__WHAT YOU HAVE TO DO__. Reproduce the listing verbatim.
[Start]
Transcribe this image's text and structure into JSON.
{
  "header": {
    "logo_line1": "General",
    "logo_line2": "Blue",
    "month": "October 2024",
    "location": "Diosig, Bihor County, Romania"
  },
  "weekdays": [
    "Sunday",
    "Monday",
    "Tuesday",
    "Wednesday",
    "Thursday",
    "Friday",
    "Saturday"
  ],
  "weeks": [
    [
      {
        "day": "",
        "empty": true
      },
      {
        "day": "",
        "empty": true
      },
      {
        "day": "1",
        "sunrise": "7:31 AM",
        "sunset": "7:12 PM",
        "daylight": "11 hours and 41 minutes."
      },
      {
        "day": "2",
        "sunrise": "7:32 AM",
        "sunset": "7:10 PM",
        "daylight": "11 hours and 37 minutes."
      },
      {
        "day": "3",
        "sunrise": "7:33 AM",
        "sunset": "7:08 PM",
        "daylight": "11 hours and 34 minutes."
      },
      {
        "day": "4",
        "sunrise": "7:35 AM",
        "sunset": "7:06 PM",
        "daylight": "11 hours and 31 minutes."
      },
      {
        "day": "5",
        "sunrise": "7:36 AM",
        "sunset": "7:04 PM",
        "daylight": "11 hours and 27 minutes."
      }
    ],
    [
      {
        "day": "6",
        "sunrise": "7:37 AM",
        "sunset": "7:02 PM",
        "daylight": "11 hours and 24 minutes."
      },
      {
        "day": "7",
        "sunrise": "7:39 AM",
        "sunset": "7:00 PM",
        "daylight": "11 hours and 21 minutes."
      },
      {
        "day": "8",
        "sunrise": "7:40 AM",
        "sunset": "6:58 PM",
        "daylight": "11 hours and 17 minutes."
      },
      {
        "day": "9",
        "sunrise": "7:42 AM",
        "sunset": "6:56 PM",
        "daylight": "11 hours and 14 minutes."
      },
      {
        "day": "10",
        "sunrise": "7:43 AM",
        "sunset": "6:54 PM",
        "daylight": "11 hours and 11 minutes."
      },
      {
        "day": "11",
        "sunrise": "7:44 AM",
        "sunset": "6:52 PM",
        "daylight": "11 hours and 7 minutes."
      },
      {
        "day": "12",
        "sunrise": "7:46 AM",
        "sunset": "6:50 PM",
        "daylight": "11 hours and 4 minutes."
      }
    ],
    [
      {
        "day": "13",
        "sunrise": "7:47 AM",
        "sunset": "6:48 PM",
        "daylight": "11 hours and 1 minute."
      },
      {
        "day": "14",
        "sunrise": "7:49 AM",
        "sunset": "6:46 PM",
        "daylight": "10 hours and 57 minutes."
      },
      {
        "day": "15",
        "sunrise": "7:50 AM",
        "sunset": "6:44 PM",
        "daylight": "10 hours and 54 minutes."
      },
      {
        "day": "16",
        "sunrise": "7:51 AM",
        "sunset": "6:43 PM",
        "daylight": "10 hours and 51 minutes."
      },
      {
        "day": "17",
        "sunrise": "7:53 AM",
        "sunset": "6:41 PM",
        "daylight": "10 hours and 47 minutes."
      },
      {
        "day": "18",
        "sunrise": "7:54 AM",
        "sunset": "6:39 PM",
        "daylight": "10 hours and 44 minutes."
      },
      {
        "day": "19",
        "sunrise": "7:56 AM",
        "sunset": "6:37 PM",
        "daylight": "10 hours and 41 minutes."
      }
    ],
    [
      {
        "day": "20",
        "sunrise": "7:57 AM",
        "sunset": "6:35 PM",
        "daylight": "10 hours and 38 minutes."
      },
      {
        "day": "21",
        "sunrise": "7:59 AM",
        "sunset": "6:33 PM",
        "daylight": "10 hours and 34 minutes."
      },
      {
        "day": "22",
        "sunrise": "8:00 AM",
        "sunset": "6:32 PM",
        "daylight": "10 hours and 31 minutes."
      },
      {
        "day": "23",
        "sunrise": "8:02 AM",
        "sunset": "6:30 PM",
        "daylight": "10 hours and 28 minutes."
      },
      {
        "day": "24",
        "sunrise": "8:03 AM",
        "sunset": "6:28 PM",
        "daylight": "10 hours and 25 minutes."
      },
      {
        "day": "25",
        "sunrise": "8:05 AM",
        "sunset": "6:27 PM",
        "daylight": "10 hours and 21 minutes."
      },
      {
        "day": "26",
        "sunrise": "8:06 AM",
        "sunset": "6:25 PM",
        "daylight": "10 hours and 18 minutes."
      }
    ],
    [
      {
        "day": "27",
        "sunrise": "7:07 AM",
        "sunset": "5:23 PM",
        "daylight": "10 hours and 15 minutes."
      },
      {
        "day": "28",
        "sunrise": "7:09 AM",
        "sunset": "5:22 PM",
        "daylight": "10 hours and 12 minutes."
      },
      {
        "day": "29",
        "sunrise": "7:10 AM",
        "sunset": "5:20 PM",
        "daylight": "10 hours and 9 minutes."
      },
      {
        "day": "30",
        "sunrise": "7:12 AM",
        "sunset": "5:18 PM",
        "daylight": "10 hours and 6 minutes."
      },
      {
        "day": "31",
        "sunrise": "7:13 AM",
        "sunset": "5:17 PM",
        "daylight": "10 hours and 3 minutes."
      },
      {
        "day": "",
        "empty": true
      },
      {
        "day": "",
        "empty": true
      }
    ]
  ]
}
[End]
__COMPLETED EXERCISE__.
Transcribe this image's text and structure into JSON.
{
  "header": {
    "logo_line1": "General",
    "logo_line2": "Blue",
    "month": "October 2024",
    "location": "Diosig, Bihor County, Romania"
  },
  "weekdays": [
    "Sunday",
    "Monday",
    "Tuesday",
    "Wednesday",
    "Thursday",
    "Friday",
    "Saturday"
  ],
  "weeks": [
    [
      {
        "day": "",
        "empty": true
      },
      {
        "day": "",
        "empty": true
      },
      {
        "day": "1",
        "sunrise": "7:31 AM",
        "sunset": "7:12 PM",
        "daylight": "11 hours and 41 minutes."
      },
      {
        "day": "2",
        "sunrise": "7:32 AM",
        "sunset": "7:10 PM",
        "daylight": "11 hours and 37 minutes."
      },
      {
        "day": "3",
        "sunrise": "7:33 AM",
        "sunset": "7:08 PM",
        "daylight": "11 hours and 34 minutes."
      },
      {
        "day": "4",
        "sunrise": "7:35 AM",
        "sunset": "7:06 PM",
        "daylight": "11 hours and 31 minutes."
      },
      {
        "day": "5",
        "sunrise": "7:36 AM",
        "sunset": "7:04 PM",
        "daylight": "11 hours and 27 minutes."
      }
    ],
    [
      {
        "day": "6",
        "sunrise": "7:37 AM",
        "sunset": "7:02 PM",
        "daylight": "11 hours and 24 minutes."
      },
      {
        "day": "7",
        "sunrise": "7:39 AM",
        "sunset": "7:00 PM",
        "daylight": "11 hours and 21 minutes."
      },
      {
        "day": "8",
        "sunrise": "7:40 AM",
        "sunset": "6:58 PM",
        "daylight": "11 hours and 17 minutes."
      },
      {
        "day": "9",
        "sunrise": "7:42 AM",
        "sunset": "6:56 PM",
        "daylight": "11 hours and 14 minutes."
      },
      {
        "day": "10",
        "sunrise": "7:43 AM",
        "sunset": "6:54 PM",
        "daylight": "11 hours and 11 minutes."
      },
      {
        "day": "11",
        "sunrise": "7:44 AM",
        "sunset": "6:52 PM",
        "daylight": "11 hours and 7 minutes."
      },
      {
        "day": "12",
        "sunrise": "7:46 AM",
        "sunset": "6:50 PM",
        "daylight": "11 hours and 4 minutes."
      }
    ],
    [
      {
        "day": "13",
        "sunrise": "7:47 AM",
        "sunset": "6:48 PM",
        "daylight": "11 hours and 1 minute."
      },
      {
        "day": "14",
        "sunrise": "7:49 AM",
        "sunset": "6:46 PM",
        "daylight": "10 hours and 57 minutes."
      },
      {
        "day": "15",
        "sunrise": "7:50 AM",
        "sunset": "6:44 PM",
        "daylight": "10 hours and 54 minutes."
      },
      {
        "day": "16",
        "sunrise": "7:51 AM",
        "sunset": "6:43 PM",
        "daylight": "10 hours and 51 minutes."
      },
      {
        "day": "17",
        "sunrise": "7:53 AM",
        "sunset": "6:41 PM",
        "daylight": "10 hours and 47 minutes."
      },
      {
        "day": "18",
        "sunrise": "7:54 AM",
        "sunset": "6:39 PM",
        "daylight": "10 hours and 44 minutes."
      },
      {
        "day": "19",
        "sunrise": "7:56 AM",
        "sunset": "6:37 PM",
        "daylight": "10 hours and 41 minutes."
      }
    ],
    [
      {
        "day": "20",
        "sunrise": "7:57 AM",
        "sunset": "6:35 PM",
        "daylight": "10 hours and 38 minutes."
      },
      {
        "day": "21",
        "sunrise": "7:59 AM",
        "sunset": "6:33 PM",
        "daylight": "10 hours and 34 minutes."
      },
      {
        "day": "22",
        "sunrise": "8:00 AM",
        "sunset": "6:32 PM",
        "daylight": "10 hours and 31 minutes."
      },
      {
        "day": "23",
        "sunrise": "8:02 AM",
        "sunset": "6:30 PM",
        "daylight": "10 hours and 28 minutes."
      },
      {
        "day": "24",
        "sunrise": "8:03 AM",
        "sunset": "6:28 PM",
        "daylight": "10 hours and 25 minutes."
      },
      {
        "day": "25",
        "sunrise": "8:05 AM",
        "sunset": "6:27 PM",
        "daylight": "10 hours and 21 minutes."
      },
      {
        "day": "26",
        "sunrise": "8:06 AM",
        "sunset": "6:25 PM",
        "daylight": "10 hours and 18 minutes."
      }
    ],
    [
      {
        "day": "27",
        "sunrise": "7:07 AM",
        "sunset": "5:23 PM",
        "daylight": "10 hours and 15 minutes."
      },
      {
        "day": "28",
        "sunrise": "7:09 AM",
        "sunset": "5:22 PM",
        "daylight": "10 hours and 12 minutes."
      },
      {
        "day": "29",
        "sunrise": "7:10 AM",
        "sunset": "5:20 PM",
        "daylight": "10 hours and 9 minutes."
      },
      {
        "day": "30",
        "sunrise": "7:12 AM",
        "sunset": "5:18 PM",
        "daylight": "10 hours and 6 minutes."
      },
      {
        "day": "31",
        "sunrise": "7:13 AM",
        "sunset": "5:17 PM",
        "daylight": "10 hours and 3 minutes."
      },
      {
        "day": "",
        "empty": true
      },
      {
        "day": "",
        "empty": true
      }
    ]
  ]
}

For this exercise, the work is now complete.